Dataset listings of figures
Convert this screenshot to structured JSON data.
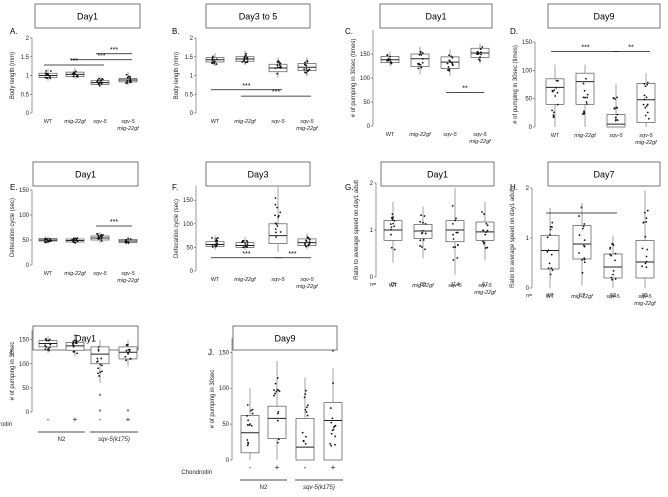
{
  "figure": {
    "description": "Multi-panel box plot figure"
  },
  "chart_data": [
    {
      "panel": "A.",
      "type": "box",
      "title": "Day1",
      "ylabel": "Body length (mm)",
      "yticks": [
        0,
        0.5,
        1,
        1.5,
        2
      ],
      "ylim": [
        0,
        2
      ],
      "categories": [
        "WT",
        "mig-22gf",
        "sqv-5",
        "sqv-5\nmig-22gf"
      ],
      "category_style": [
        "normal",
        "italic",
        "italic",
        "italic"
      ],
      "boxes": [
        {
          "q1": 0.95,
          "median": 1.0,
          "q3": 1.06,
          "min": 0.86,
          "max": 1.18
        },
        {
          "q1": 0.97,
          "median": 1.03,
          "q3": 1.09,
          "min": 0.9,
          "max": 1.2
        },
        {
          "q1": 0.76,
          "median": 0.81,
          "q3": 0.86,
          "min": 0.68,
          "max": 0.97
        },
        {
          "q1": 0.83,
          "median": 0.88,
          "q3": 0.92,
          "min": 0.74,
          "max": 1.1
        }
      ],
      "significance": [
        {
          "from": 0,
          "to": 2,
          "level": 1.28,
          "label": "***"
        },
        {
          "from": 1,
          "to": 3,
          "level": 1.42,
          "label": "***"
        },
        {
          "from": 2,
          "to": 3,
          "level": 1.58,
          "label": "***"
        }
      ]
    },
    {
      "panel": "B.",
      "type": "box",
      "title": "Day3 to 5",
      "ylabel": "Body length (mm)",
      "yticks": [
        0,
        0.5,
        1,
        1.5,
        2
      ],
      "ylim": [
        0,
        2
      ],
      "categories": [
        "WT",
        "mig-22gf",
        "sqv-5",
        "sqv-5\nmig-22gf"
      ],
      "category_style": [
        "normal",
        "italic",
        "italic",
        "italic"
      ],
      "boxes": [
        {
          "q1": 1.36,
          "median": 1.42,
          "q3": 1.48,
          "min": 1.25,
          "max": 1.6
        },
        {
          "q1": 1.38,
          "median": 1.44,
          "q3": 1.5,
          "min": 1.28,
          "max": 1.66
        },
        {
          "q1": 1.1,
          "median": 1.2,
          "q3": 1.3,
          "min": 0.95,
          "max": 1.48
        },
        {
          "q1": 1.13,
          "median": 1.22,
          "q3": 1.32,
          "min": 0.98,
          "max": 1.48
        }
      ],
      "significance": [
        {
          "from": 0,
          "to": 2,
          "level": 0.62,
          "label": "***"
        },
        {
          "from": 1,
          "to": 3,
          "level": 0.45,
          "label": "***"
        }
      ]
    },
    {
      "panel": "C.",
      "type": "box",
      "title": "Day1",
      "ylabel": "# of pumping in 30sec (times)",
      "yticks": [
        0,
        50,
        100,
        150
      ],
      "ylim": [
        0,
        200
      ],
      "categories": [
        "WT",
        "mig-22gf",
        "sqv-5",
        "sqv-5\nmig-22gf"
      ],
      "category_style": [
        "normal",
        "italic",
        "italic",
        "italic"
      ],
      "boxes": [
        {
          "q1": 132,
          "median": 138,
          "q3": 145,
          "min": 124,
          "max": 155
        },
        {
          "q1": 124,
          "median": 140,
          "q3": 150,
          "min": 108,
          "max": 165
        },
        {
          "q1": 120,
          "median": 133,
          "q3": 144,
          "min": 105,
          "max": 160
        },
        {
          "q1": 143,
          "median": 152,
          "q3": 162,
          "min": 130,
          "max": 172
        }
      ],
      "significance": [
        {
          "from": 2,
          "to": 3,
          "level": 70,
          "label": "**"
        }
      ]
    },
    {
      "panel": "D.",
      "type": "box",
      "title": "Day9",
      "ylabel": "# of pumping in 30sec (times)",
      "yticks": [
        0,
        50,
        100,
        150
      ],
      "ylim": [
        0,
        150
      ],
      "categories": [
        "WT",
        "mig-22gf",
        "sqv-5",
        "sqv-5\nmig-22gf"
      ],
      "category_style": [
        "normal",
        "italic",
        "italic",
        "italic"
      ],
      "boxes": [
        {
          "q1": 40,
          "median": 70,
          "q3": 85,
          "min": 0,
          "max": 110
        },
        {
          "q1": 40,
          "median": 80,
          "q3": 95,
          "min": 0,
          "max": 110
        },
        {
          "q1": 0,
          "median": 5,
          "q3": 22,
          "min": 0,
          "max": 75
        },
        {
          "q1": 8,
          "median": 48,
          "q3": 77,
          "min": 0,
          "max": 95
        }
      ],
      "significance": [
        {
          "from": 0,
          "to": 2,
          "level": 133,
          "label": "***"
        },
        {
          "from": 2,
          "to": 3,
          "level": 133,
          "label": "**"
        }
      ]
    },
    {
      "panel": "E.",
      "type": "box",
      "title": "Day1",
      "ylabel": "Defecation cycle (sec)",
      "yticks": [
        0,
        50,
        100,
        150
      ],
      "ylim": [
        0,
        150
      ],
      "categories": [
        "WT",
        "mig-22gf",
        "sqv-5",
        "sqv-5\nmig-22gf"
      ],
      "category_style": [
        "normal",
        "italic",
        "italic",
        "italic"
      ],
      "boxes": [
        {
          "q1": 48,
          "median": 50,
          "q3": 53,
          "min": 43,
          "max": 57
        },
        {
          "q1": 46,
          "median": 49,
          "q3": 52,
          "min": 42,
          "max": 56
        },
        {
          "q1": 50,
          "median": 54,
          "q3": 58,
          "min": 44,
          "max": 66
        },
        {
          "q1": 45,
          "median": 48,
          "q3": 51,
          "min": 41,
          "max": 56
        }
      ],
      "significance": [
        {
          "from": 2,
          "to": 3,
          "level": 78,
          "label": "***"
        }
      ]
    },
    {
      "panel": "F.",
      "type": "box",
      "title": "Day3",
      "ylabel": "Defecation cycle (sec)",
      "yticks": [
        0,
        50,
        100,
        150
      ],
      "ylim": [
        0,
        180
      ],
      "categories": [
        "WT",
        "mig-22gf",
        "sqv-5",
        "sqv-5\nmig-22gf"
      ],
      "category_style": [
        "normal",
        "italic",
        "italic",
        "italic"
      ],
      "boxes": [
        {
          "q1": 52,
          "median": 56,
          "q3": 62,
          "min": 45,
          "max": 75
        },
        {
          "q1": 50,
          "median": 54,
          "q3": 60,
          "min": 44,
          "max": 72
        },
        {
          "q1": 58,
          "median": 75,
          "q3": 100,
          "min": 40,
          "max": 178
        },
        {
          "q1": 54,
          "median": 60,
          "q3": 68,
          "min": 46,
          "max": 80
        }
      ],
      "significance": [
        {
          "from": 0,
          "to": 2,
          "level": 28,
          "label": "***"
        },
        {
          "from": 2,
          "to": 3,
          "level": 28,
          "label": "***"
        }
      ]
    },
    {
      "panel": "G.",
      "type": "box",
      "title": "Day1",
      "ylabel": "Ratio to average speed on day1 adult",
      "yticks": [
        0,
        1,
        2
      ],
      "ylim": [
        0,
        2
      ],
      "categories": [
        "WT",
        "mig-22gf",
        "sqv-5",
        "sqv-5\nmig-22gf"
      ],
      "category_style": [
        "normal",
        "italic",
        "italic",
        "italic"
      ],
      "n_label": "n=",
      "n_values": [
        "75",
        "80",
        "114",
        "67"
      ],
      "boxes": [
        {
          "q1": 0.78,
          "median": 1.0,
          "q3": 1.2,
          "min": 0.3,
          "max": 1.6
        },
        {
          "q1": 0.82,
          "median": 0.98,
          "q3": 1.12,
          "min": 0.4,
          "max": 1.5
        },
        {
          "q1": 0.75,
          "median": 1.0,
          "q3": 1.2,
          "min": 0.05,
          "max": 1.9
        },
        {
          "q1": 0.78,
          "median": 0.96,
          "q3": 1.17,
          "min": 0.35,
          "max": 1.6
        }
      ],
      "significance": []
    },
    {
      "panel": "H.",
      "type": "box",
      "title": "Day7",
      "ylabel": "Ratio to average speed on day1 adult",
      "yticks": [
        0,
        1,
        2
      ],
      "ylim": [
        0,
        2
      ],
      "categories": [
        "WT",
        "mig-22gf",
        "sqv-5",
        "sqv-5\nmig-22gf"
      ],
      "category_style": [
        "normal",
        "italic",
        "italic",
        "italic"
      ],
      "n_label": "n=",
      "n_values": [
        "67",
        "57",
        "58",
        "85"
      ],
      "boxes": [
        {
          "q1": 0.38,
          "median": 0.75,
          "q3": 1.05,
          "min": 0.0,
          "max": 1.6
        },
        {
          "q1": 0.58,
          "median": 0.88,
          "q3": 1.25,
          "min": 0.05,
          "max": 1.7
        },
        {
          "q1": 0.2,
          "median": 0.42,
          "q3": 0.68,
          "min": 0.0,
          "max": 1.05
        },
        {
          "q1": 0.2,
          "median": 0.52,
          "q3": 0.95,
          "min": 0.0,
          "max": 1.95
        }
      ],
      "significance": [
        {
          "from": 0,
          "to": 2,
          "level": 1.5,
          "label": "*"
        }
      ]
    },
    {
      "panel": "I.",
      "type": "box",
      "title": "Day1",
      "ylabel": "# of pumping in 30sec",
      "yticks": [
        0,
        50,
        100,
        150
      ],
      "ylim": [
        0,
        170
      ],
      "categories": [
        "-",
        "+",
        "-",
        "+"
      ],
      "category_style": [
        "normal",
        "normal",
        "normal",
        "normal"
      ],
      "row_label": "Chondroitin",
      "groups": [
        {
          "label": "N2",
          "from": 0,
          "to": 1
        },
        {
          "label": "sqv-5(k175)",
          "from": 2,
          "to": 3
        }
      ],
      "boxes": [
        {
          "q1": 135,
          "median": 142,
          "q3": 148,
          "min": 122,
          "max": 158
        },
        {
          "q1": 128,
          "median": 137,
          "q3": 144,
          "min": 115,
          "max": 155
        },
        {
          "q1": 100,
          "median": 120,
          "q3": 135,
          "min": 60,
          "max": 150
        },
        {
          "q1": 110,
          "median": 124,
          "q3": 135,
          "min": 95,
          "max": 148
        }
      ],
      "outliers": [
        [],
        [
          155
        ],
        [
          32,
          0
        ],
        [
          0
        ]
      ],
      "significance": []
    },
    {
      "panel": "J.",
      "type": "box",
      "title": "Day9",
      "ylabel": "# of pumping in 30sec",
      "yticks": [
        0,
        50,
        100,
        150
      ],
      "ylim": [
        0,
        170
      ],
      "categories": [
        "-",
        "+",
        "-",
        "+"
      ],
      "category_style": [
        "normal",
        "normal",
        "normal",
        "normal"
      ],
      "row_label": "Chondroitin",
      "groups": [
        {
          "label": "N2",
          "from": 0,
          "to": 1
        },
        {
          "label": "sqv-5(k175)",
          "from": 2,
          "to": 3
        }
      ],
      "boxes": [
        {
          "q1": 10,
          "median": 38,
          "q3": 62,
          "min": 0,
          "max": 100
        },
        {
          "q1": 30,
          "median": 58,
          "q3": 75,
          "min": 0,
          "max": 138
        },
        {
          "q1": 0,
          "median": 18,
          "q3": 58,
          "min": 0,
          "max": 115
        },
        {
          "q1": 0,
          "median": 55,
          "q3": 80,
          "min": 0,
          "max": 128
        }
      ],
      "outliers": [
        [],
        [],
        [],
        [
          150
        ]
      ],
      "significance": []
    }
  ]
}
---
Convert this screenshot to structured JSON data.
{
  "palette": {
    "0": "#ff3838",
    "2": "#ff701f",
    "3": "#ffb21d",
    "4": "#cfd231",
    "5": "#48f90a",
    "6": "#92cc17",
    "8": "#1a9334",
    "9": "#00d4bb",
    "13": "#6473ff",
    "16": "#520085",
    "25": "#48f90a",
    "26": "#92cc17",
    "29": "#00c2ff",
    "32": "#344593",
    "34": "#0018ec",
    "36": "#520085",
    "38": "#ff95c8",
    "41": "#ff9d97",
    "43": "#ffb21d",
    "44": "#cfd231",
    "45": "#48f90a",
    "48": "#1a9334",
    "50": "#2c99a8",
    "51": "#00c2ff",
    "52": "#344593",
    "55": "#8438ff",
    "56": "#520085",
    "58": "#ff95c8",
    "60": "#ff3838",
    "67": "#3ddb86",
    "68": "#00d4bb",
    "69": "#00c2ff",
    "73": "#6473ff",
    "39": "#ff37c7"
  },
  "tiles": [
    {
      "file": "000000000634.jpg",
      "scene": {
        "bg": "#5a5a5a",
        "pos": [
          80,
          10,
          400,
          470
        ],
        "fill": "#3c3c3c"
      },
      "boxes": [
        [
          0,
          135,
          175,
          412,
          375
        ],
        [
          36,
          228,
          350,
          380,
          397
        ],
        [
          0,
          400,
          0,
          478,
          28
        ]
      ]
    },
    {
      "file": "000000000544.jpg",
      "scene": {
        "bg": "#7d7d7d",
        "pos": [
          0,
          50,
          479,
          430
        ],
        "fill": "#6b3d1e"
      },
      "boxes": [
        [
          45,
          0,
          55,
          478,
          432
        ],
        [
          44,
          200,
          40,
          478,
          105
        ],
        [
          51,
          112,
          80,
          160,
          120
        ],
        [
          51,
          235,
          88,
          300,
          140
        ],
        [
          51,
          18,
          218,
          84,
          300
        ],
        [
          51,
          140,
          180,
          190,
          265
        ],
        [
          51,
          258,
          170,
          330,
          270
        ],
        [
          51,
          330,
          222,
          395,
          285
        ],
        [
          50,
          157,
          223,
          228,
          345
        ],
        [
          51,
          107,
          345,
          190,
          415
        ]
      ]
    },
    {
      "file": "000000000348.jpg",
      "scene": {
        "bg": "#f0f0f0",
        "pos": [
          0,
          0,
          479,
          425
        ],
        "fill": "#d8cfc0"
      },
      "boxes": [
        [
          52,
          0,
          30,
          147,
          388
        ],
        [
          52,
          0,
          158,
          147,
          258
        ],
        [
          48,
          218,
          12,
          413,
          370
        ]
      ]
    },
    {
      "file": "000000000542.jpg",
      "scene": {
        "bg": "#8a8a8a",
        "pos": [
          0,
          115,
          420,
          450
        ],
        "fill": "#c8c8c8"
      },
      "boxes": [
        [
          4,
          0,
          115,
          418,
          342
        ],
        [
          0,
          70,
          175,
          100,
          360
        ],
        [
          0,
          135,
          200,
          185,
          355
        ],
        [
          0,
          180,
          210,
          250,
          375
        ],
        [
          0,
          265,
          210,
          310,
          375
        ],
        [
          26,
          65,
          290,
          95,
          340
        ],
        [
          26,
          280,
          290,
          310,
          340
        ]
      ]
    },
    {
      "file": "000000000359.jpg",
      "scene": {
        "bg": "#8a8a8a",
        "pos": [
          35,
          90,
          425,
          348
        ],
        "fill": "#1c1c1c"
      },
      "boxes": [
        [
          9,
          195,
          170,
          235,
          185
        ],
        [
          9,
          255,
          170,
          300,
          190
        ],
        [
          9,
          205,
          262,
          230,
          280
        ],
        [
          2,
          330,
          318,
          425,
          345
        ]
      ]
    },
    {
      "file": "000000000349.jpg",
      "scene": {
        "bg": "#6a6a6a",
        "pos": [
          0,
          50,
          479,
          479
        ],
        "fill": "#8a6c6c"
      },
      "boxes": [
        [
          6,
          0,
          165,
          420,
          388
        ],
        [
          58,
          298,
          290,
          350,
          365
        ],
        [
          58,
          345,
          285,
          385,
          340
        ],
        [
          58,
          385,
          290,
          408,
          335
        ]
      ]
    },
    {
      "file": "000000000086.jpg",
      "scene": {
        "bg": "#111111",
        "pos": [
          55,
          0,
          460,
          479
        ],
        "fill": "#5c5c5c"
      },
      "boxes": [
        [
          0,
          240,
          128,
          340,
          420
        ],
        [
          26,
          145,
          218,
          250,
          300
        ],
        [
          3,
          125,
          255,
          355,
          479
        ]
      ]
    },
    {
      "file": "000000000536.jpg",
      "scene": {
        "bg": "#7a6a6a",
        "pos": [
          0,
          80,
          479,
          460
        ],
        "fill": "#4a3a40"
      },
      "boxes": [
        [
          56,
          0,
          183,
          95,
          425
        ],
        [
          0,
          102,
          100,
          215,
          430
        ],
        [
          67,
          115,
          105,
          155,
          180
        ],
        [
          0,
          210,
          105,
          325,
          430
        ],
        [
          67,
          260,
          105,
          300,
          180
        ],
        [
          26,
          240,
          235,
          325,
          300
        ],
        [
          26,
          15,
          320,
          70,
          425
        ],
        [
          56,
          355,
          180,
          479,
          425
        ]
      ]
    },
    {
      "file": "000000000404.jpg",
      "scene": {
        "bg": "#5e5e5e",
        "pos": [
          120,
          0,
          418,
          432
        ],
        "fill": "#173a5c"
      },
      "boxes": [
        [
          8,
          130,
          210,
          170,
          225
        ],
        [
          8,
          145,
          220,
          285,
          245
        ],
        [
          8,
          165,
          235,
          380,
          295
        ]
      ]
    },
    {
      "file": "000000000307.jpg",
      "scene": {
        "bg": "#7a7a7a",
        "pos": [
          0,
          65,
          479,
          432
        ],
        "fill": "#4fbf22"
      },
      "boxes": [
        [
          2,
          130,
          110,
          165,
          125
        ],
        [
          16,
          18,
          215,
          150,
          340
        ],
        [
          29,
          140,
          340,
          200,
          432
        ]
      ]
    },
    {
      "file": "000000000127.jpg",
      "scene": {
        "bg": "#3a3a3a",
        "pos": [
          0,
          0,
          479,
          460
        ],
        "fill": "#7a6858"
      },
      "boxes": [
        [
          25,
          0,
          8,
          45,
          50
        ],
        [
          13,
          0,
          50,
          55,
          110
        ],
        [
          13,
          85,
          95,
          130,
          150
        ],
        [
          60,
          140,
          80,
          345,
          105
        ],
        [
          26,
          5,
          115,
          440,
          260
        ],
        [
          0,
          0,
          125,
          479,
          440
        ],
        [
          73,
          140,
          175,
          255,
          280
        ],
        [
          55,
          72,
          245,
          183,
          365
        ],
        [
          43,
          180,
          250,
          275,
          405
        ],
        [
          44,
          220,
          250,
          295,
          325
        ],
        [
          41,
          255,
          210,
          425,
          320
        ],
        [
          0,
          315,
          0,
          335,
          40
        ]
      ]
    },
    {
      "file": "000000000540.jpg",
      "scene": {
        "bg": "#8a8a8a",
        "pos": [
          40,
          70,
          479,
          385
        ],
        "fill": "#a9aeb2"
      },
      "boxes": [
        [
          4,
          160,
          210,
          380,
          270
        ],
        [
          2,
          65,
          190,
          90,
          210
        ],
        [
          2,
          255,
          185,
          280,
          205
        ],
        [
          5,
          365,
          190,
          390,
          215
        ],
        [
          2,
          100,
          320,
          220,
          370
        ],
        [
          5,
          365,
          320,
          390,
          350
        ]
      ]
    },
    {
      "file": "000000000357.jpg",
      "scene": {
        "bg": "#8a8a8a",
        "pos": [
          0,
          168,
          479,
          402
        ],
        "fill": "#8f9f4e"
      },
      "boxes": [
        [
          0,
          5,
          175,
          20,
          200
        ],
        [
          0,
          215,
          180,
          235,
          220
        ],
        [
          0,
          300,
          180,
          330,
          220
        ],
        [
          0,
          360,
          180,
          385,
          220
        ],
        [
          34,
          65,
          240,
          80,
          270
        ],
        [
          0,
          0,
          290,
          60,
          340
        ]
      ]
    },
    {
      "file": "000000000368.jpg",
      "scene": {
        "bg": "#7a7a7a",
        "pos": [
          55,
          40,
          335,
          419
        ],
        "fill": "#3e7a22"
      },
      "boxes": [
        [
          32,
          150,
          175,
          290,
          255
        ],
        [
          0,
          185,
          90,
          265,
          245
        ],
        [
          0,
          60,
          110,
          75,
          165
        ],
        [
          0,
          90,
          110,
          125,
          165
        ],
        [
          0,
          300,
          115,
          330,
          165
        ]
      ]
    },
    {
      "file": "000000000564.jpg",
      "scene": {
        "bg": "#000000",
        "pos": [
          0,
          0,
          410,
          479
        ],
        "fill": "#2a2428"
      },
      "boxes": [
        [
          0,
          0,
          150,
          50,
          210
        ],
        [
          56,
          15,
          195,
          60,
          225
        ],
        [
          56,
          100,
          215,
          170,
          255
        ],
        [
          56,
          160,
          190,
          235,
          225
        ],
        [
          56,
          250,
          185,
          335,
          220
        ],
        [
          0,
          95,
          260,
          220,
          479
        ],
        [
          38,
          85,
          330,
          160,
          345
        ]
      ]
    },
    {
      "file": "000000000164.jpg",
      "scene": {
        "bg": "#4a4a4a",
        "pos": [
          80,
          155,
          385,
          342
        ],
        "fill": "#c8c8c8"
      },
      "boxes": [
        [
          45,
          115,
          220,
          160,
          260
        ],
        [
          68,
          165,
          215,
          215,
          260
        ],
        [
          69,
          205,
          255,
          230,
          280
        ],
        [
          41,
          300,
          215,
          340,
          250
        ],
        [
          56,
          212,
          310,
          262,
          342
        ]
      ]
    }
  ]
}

**What needs to be done:**
Select from the material above each line in which the string "level" appears, and list those lines.

**Finished exercise:**
          "level": 1.28,
          "level": 1.42,
          "level": 1.58,
          "level": 0.62,
          "level": 0.45,
          "level": 70,
          "level": 133,
          "level": 133,
          "level": 78,
          "level": 28,
          "level": 28,
          "level": 1.5,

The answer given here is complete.